## Task objective
Exact reproduction is required for all entries.

## Data supplied
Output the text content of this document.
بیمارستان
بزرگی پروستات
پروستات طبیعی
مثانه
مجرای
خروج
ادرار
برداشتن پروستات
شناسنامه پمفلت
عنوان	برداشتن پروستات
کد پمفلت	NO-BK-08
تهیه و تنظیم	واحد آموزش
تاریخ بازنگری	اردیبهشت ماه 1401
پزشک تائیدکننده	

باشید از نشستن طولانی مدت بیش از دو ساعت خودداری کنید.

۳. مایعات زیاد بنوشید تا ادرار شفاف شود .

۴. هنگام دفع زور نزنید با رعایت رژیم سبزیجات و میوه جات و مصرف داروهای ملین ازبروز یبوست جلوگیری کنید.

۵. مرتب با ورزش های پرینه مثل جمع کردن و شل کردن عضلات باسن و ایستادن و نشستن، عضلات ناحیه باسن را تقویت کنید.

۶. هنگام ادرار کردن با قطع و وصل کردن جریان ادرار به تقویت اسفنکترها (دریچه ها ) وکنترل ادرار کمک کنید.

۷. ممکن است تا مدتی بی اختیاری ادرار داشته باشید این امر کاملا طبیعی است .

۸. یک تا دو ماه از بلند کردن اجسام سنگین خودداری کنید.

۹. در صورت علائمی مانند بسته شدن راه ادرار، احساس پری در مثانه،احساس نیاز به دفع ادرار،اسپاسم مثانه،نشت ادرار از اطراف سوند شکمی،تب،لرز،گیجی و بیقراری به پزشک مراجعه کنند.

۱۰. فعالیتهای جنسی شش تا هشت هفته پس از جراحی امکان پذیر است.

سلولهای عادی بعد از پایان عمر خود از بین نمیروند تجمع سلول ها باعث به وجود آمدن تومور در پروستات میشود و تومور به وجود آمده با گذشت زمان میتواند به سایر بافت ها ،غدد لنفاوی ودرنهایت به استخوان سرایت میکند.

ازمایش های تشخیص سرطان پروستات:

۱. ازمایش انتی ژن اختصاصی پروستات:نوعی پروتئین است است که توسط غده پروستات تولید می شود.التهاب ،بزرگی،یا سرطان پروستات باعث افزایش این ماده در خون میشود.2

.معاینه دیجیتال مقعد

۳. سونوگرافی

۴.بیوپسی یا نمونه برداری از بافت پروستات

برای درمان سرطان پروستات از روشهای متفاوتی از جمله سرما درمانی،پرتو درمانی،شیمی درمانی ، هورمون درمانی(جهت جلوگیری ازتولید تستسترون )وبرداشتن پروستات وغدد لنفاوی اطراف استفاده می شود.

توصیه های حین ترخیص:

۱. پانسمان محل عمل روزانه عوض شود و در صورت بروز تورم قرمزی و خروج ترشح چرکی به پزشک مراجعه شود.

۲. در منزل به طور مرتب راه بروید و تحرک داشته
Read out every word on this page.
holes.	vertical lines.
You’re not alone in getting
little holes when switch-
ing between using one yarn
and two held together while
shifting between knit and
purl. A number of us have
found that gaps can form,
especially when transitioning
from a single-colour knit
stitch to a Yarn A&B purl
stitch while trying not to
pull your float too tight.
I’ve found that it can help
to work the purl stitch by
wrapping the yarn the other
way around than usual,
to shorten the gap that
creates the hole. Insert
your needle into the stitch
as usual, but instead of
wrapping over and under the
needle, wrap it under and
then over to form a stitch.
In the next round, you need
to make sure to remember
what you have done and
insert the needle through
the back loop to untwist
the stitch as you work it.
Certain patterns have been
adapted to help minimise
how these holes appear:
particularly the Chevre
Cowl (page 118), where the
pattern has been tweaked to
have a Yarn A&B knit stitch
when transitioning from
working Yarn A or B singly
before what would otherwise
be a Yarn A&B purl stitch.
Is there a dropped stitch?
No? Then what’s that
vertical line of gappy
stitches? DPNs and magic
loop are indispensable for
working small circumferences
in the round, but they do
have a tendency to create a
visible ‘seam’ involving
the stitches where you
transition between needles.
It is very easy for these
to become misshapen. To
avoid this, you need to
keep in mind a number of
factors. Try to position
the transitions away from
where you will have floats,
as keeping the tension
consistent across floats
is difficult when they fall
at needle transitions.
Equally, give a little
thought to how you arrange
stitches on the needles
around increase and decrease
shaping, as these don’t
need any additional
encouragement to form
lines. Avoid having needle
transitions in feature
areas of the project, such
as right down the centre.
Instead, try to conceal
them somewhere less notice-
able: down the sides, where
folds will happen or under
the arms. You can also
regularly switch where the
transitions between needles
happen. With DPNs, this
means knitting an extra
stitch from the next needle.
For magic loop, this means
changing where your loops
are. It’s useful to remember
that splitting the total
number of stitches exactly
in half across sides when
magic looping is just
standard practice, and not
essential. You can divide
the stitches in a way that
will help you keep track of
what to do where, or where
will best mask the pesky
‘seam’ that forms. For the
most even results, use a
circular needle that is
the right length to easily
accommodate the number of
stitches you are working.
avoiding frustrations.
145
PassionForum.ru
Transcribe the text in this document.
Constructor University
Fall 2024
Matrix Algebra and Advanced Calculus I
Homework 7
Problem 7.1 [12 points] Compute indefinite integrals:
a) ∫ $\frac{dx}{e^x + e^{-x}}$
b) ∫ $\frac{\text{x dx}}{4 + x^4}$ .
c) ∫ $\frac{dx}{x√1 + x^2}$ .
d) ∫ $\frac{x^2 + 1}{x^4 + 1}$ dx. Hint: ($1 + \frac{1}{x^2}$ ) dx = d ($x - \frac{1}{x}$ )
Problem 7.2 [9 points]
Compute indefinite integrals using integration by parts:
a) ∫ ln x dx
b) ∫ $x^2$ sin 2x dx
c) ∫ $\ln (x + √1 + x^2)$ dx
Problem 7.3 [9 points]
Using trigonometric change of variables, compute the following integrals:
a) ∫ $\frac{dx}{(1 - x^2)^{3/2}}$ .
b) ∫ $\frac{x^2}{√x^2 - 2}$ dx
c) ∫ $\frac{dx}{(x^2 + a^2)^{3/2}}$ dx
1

## Written answer
Output the text content of this document.
بیمارستان
بزرگی پروستات
پروستات طبیعی
مثانه
مجرای
خروج
ادرار
برداشتن پروستات
شناسنامه پمفلت
عنوان	برداشتن پروستات
کد پمفلت	NO-BK-08
تهیه و تنظیم	واحد آموزش
تاریخ بازنگری	اردیبهشت ماه 1401
پزشک تائیدکننده	

باشید از نشستن طولانی مدت بیش از دو ساعت خودداری کنید.

۳. مایعات زیاد بنوشید تا ادرار شفاف شود .

۴. هنگام دفع زور نزنید با رعایت رژیم سبزیجات و میوه جات و مصرف داروهای ملین ازبروز یبوست جلوگیری کنید.

۵. مرتب با ورزش های پرینه مثل جمع کردن و شل کردن عضلات باسن و ایستادن و نشستن، عضلات ناحیه باسن را تقویت کنید.

۶. هنگام ادرار کردن با قطع و وصل کردن جریان ادرار به تقویت اسفنکترها (دریچه ها ) وکنترل ادرار کمک کنید.

۷. ممکن است تا مدتی بی اختیاری ادرار داشته باشید این امر کاملا طبیعی است .

۸. یک تا دو ماه از بلند کردن اجسام سنگین خودداری کنید.

۹. در صورت علائمی مانند بسته شدن راه ادرار، احساس پری در مثانه،احساس نیاز به دفع ادرار،اسپاسم مثانه،نشت ادرار از اطراف سوند شکمی،تب،لرز،گیجی و بیقراری به پزشک مراجعه کنند.

۱۰. فعالیتهای جنسی شش تا هشت هفته پس از جراحی امکان پذیر است.

سلولهای عادی بعد از پایان عمر خود از بین نمیروند تجمع سلول ها باعث به وجود آمدن تومور در پروستات میشود و تومور به وجود آمده با گذشت زمان میتواند به سایر بافت ها ،غدد لنفاوی ودرنهایت به استخوان سرایت میکند.

ازمایش های تشخیص سرطان پروستات:

۱. ازمایش انتی ژن اختصاصی پروستات:نوعی پروتئین است است که توسط غده پروستات تولید می شود.التهاب ،بزرگی،یا سرطان پروستات باعث افزایش این ماده در خون میشود.2

.معاینه دیجیتال مقعد

۳. سونوگرافی

۴.بیوپسی یا نمونه برداری از بافت پروستات

برای درمان سرطان پروستات از روشهای متفاوتی از جمله سرما درمانی،پرتو درمانی،شیمی درمانی ، هورمون درمانی(جهت جلوگیری ازتولید تستسترون )وبرداشتن پروستات وغدد لنفاوی اطراف استفاده می شود.

توصیه های حین ترخیص:

۱. پانسمان محل عمل روزانه عوض شود و در صورت بروز تورم قرمزی و خروج ترشح چرکی به پزشک مراجعه شود.

۲. در منزل به طور مرتب راه بروید و تحرک داشته
Read out every word on this page.
holes.	vertical lines.
You’re not alone in getting
little holes when switch-
ing between using one yarn
and two held together while
shifting between knit and
purl. A number of us have
found that gaps can form,
especially when transitioning
from a single-colour knit
stitch to a Yarn A&B purl
stitch while trying not to
pull your float too tight.
I’ve found that it can help
to work the purl stitch by
wrapping the yarn the other
way around than usual,
to shorten the gap that
creates the hole. Insert
your needle into the stitch
as usual, but instead of
wrapping over and under the
needle, wrap it under and
then over to form a stitch.
In the next round, you need
to make sure to remember
what you have done and
insert the needle through
the back loop to untwist
the stitch as you work it.
Certain patterns have been
adapted to help minimise
how these holes appear:
particularly the Chevre
Cowl (page 118), where the
pattern has been tweaked to
have a Yarn A&B knit stitch
when transitioning from
working Yarn A or B singly
before what would otherwise
be a Yarn A&B purl stitch.
Is there a dropped stitch?
No? Then what’s that
vertical line of gappy
stitches? DPNs and magic
loop are indispensable for
working small circumferences
in the round, but they do
have a tendency to create a
visible ‘seam’ involving
the stitches where you
transition between needles.
It is very easy for these
to become misshapen. To
avoid this, you need to
keep in mind a number of
factors. Try to position
the transitions away from
where you will have floats,
as keeping the tension
consistent across floats
is difficult when they fall
at needle transitions.
Equally, give a little
thought to how you arrange
stitches on the needles
around increase and decrease
shaping, as these don’t
need any additional
encouragement to form
lines. Avoid having needle
transitions in feature
areas of the project, such
as right down the centre.
Instead, try to conceal
them somewhere less notice-
able: down the sides, where
folds will happen or under
the arms. You can also
regularly switch where the
transitions between needles
happen. With DPNs, this
means knitting an extra
stitch from the next needle.
For magic loop, this means
changing where your loops
are. It’s useful to remember
that splitting the total
number of stitches exactly
in half across sides when
magic looping is just
standard practice, and not
essential. You can divide
the stitches in a way that
will help you keep track of
what to do where, or where
will best mask the pesky
‘seam’ that forms. For the
most even results, use a
circular needle that is
the right length to easily
accommodate the number of
stitches you are working.
avoiding frustrations.
145
PassionForum.ru
Transcribe the text in this document.
Constructor University
Fall 2024
Matrix Algebra and Advanced Calculus I
Homework 7
Problem 7.1 [12 points] Compute indefinite integrals:
a) ∫ $\frac{dx}{e^x + e^{-x}}$
b) ∫ $\frac{\text{x dx}}{4 + x^4}$ .
c) ∫ $\frac{dx}{x√1 + x^2}$ .
d) ∫ $\frac{x^2 + 1}{x^4 + 1}$ dx. Hint: ($1 + \frac{1}{x^2}$ ) dx = d ($x - \frac{1}{x}$ )
Problem 7.2 [9 points]
Compute indefinite integrals using integration by parts:
a) ∫ ln x dx
b) ∫ $x^2$ sin 2x dx
c) ∫ $\ln (x + √1 + x^2)$ dx
Problem 7.3 [9 points]
Using trigonometric change of variables, compute the following integrals:
a) ∫ $\frac{dx}{(1 - x^2)^{3/2}}$ .
b) ∫ $\frac{x^2}{√x^2 - 2}$ dx
c) ∫ $\frac{dx}{(x^2 + a^2)^{3/2}}$ dx
1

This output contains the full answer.